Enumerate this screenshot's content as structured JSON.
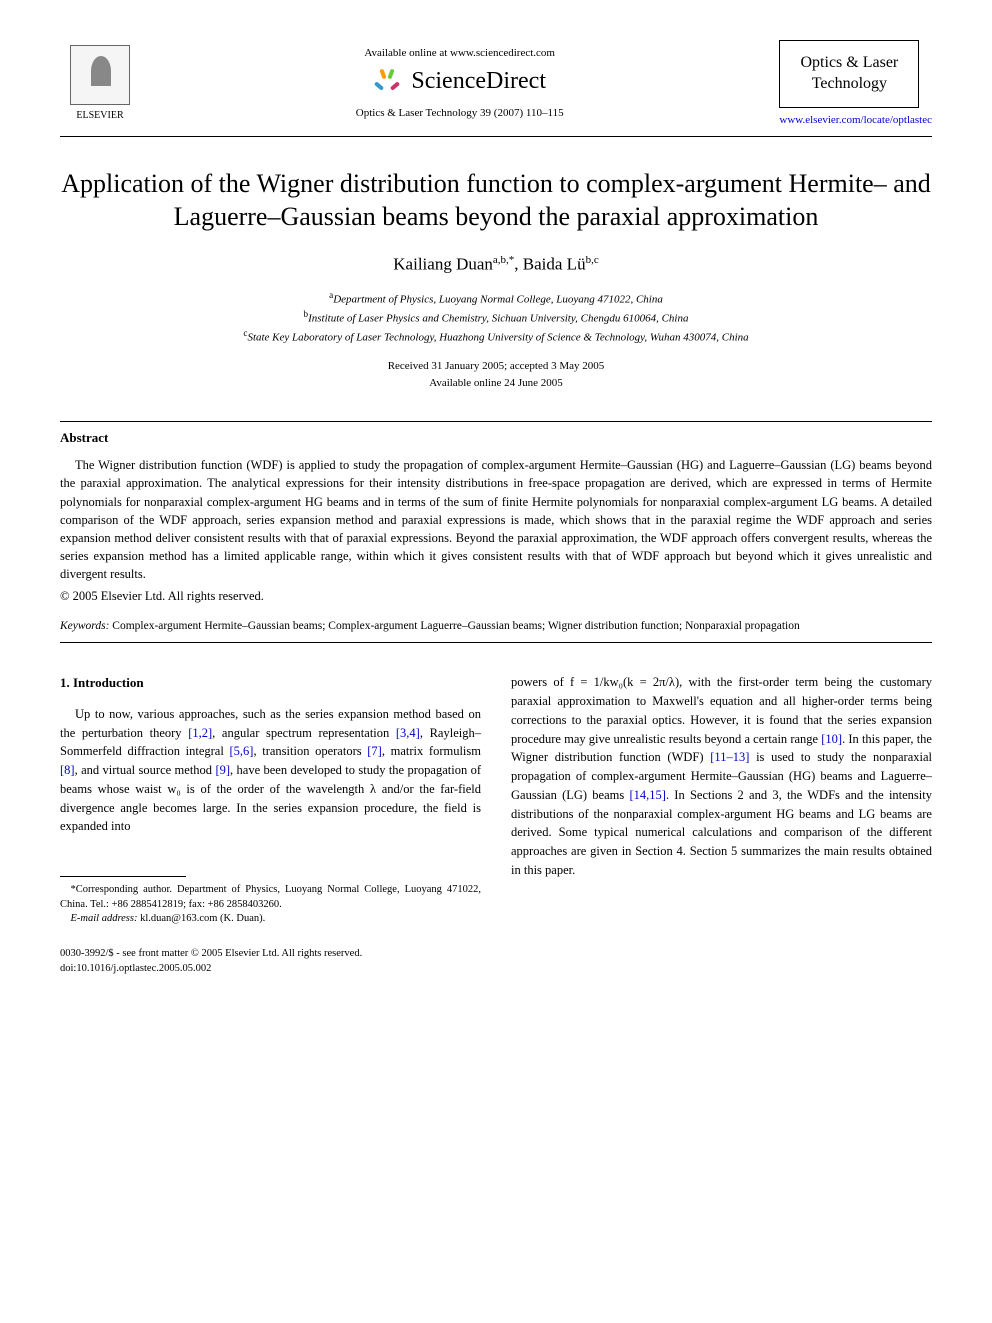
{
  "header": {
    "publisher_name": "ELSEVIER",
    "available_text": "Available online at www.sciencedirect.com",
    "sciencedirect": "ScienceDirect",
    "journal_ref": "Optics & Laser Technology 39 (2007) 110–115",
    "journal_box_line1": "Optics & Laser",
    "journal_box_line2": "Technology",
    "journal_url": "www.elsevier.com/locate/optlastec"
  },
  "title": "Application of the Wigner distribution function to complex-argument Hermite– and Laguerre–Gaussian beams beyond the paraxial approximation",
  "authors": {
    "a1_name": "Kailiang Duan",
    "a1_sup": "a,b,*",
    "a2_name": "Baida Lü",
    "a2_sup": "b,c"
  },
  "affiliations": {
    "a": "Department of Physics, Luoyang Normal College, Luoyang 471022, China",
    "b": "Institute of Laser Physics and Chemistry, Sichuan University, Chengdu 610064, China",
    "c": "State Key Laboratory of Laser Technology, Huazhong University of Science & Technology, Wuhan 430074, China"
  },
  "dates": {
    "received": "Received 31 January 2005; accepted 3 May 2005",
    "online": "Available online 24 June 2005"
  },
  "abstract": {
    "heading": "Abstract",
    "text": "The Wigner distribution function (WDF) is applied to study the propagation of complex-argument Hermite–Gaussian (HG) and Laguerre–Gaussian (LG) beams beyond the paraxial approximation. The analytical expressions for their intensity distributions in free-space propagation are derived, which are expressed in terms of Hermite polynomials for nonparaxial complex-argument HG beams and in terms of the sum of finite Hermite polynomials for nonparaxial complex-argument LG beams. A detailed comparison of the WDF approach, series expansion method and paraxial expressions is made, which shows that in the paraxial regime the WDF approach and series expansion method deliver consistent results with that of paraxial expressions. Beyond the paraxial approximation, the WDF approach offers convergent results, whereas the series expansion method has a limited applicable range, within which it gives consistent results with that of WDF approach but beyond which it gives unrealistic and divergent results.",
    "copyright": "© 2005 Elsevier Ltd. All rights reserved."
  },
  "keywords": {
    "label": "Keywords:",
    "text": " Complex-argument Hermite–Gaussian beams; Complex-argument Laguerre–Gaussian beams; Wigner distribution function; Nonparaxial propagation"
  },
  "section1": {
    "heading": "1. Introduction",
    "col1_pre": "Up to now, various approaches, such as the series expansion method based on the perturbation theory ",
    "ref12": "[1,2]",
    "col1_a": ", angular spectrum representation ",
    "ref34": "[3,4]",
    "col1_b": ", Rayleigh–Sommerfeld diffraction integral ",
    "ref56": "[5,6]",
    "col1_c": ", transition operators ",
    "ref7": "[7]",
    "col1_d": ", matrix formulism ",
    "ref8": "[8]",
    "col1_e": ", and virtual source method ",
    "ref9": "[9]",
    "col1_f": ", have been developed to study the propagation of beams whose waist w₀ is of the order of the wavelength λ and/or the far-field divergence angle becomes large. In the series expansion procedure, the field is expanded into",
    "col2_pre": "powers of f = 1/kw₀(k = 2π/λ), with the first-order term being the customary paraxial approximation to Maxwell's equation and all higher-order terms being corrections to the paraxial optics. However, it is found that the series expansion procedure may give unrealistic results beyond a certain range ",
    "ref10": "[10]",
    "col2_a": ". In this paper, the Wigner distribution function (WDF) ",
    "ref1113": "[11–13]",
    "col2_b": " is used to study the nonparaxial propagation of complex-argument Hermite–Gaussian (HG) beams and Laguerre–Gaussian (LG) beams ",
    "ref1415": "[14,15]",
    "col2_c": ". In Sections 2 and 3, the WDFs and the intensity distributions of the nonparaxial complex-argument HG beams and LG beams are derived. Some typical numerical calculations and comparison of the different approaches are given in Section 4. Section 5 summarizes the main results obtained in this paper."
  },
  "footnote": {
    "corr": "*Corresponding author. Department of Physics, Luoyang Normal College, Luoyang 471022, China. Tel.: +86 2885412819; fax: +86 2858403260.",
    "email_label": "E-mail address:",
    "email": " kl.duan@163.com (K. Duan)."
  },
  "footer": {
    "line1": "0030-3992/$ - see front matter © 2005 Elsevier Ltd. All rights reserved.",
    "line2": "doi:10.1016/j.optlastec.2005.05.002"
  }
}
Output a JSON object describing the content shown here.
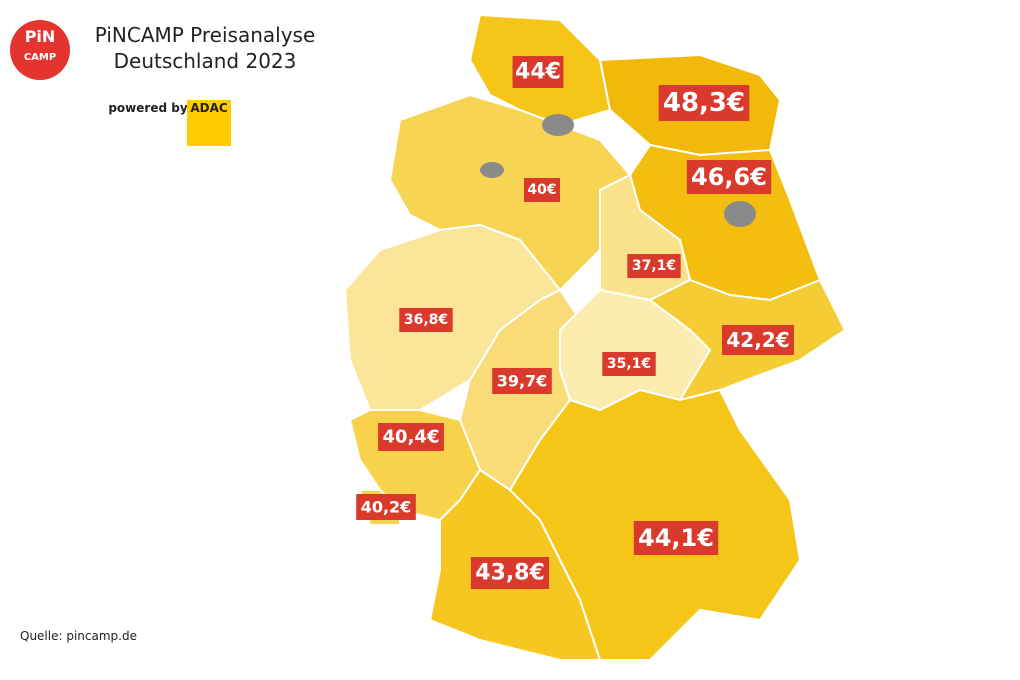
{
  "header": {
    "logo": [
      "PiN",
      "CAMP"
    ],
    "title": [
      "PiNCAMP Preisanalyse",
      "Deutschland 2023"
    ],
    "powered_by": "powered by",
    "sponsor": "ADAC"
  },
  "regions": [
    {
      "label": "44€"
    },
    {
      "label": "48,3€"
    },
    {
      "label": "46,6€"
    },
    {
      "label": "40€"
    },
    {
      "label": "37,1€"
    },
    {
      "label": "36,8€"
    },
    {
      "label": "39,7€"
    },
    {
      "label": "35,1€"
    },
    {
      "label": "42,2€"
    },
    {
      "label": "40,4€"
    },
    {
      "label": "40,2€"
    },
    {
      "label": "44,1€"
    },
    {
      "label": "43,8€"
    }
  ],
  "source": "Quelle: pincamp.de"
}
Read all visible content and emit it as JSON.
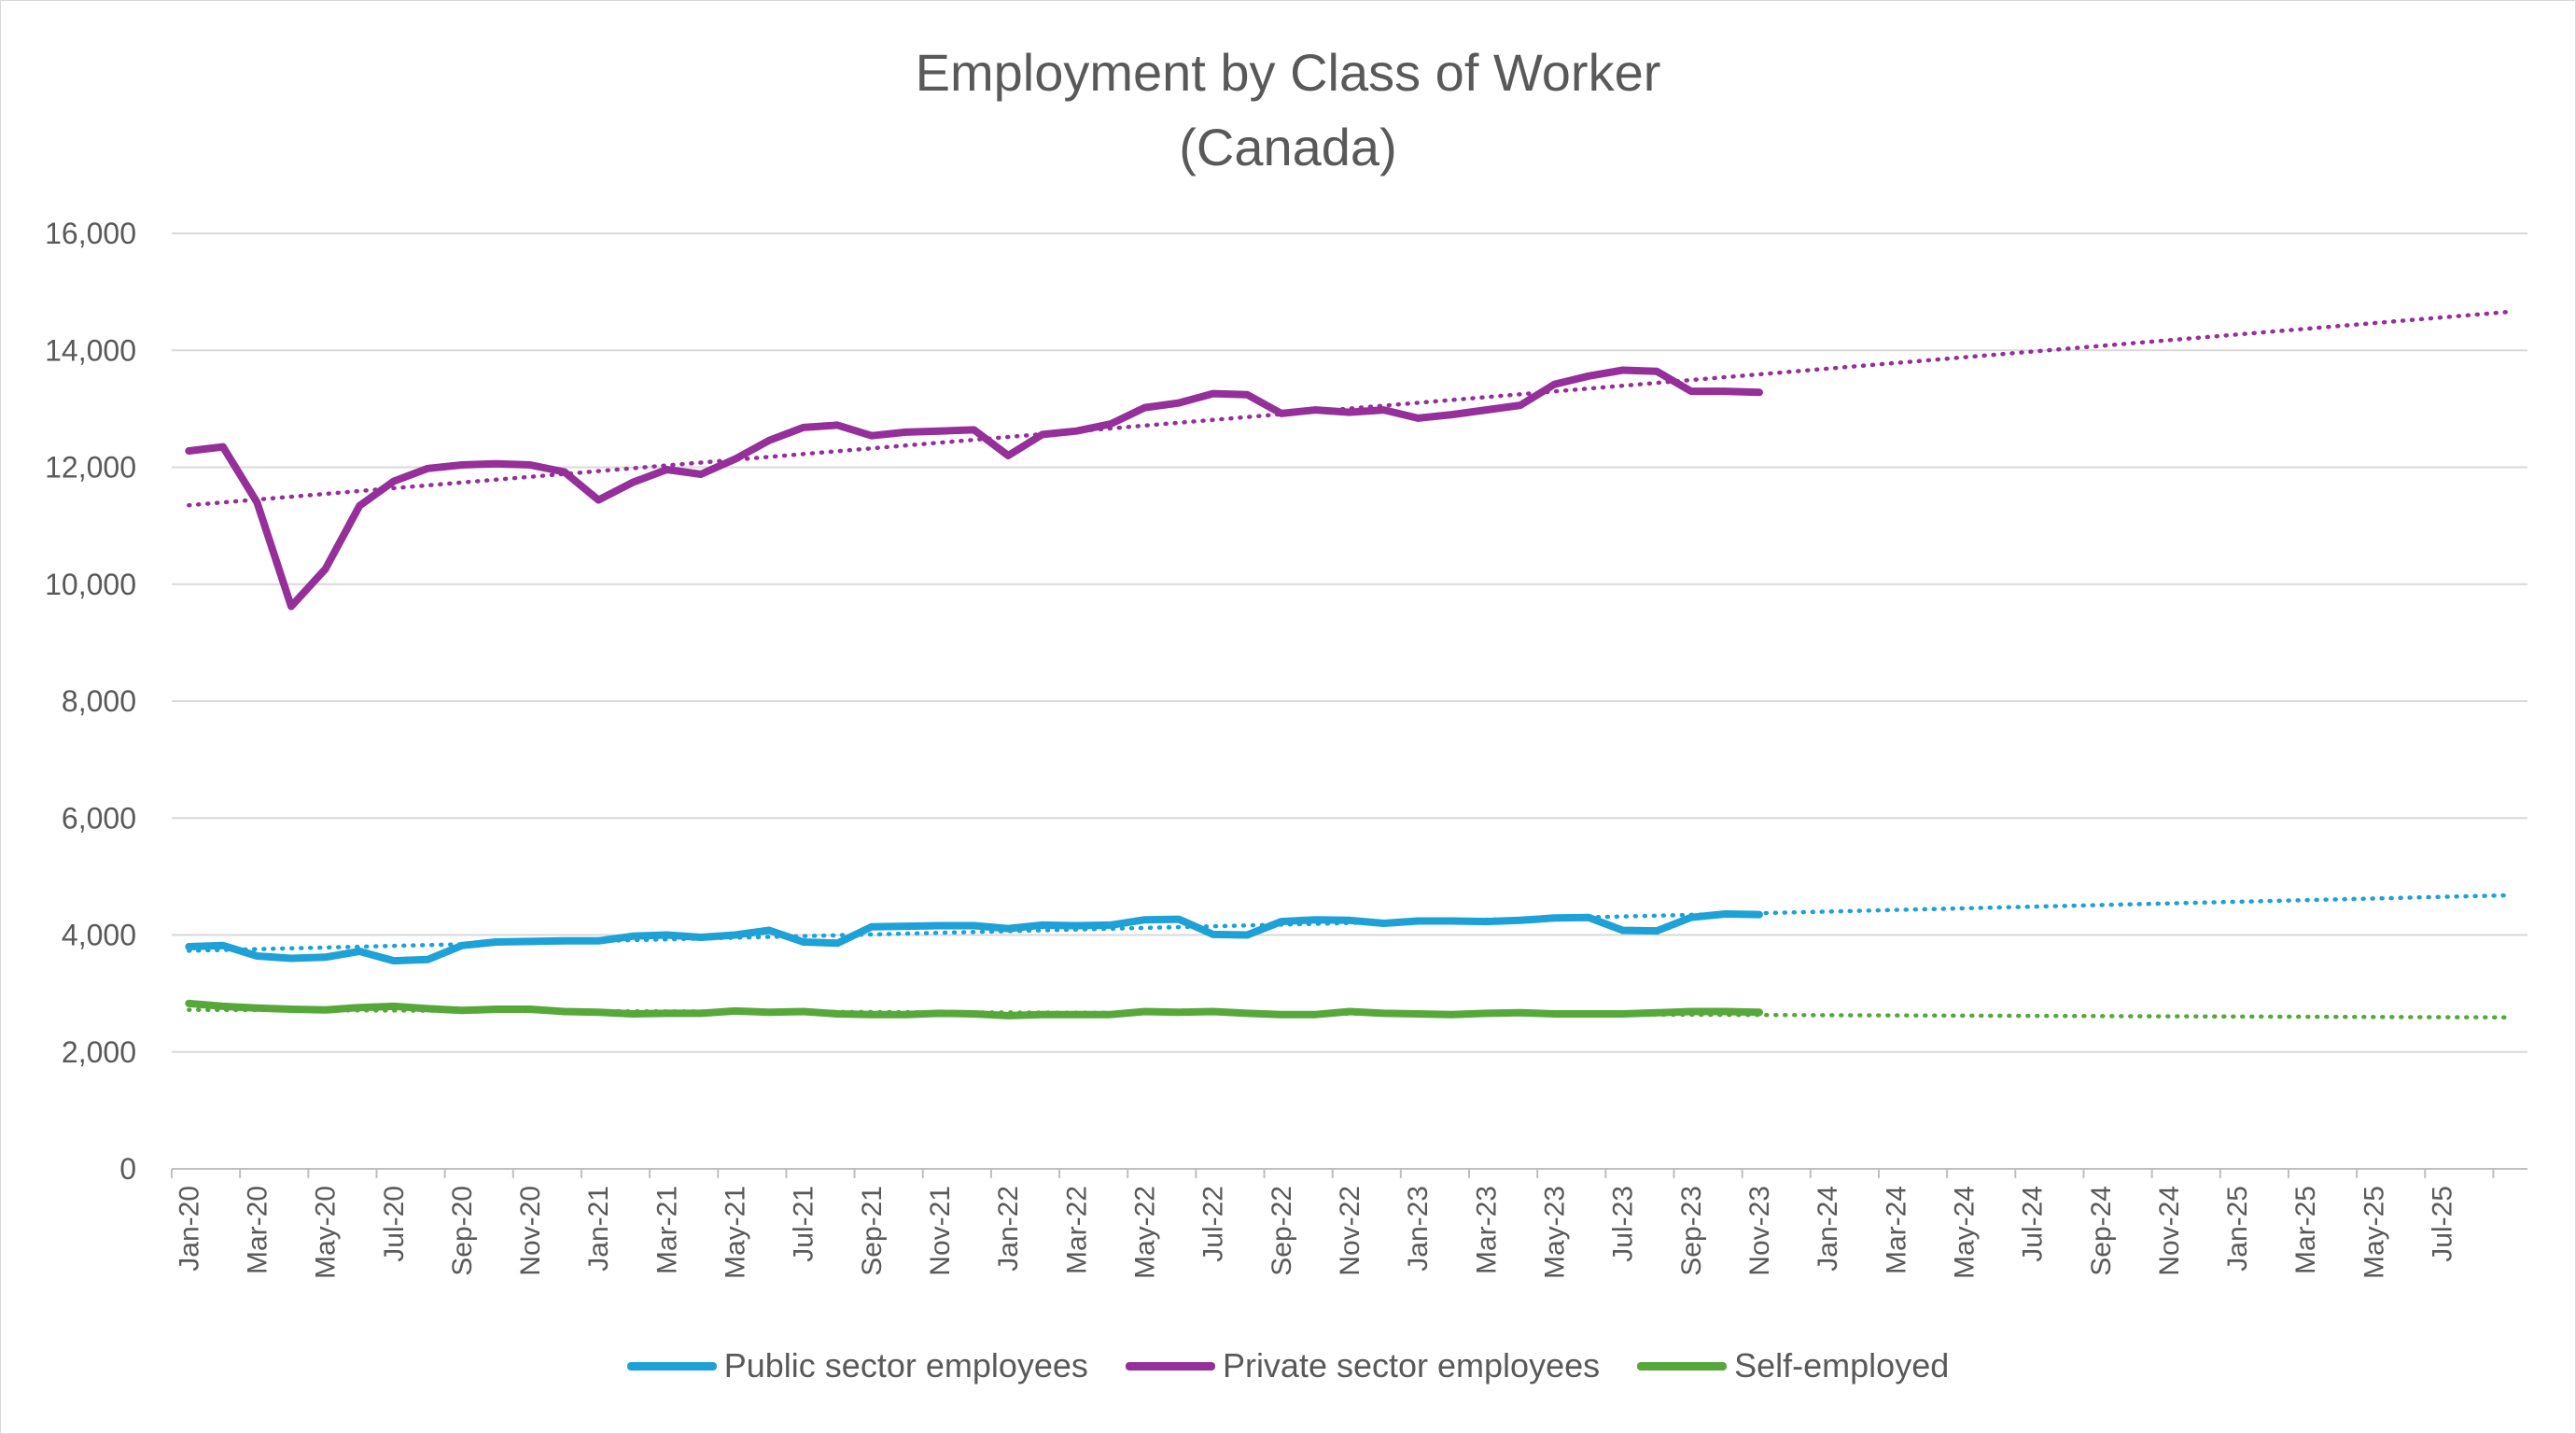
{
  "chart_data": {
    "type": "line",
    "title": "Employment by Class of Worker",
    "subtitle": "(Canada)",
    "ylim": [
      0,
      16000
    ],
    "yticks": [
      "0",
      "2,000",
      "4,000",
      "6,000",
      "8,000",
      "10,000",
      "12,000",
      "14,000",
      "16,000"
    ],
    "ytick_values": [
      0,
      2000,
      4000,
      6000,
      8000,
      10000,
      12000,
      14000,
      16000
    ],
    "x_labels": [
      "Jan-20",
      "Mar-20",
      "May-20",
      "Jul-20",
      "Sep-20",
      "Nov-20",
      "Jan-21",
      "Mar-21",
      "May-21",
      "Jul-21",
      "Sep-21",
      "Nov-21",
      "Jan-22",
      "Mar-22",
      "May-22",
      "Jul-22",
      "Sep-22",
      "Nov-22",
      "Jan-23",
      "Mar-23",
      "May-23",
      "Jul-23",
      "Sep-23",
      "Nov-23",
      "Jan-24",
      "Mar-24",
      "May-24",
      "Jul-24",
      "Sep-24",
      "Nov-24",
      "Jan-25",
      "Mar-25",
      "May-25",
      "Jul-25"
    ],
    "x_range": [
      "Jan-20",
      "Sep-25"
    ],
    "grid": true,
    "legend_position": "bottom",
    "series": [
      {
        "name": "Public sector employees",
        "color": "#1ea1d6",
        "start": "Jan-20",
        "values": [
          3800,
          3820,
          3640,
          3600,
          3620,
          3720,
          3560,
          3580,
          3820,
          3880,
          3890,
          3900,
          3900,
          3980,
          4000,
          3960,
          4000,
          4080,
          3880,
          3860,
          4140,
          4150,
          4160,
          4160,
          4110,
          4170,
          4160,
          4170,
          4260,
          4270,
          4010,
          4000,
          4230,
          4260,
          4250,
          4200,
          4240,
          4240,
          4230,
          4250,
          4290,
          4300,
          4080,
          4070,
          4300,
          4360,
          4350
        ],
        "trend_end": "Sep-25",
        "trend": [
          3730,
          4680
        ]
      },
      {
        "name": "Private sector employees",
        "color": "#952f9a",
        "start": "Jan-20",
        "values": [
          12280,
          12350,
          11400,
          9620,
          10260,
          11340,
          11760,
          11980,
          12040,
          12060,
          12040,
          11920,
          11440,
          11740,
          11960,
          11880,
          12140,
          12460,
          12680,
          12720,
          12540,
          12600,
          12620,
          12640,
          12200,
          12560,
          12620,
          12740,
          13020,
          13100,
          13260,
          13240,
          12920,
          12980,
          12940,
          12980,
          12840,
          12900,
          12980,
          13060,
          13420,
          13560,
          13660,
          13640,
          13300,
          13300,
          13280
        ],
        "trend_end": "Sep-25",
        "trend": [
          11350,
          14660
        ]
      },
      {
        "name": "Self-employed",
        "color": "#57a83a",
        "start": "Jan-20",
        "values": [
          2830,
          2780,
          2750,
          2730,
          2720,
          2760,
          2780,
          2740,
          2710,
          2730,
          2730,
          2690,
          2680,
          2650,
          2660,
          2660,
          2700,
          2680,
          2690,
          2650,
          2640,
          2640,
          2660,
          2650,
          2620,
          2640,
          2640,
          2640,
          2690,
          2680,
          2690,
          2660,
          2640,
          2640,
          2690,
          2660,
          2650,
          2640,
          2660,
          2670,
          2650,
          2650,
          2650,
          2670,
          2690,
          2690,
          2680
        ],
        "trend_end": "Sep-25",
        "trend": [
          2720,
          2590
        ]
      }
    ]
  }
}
○ ○ ○ ○ ○ ○ ○
▸ To be done:
Find every line in the records above that holds the word "reserved", and copy each one.

▸ Written solution:
    "copyright": "© 2005 Elsevier Ltd. All rights reserved."
    "line1": "0030-3992/$ - see front matter © 2005 Elsevier Ltd. All rights reserved.",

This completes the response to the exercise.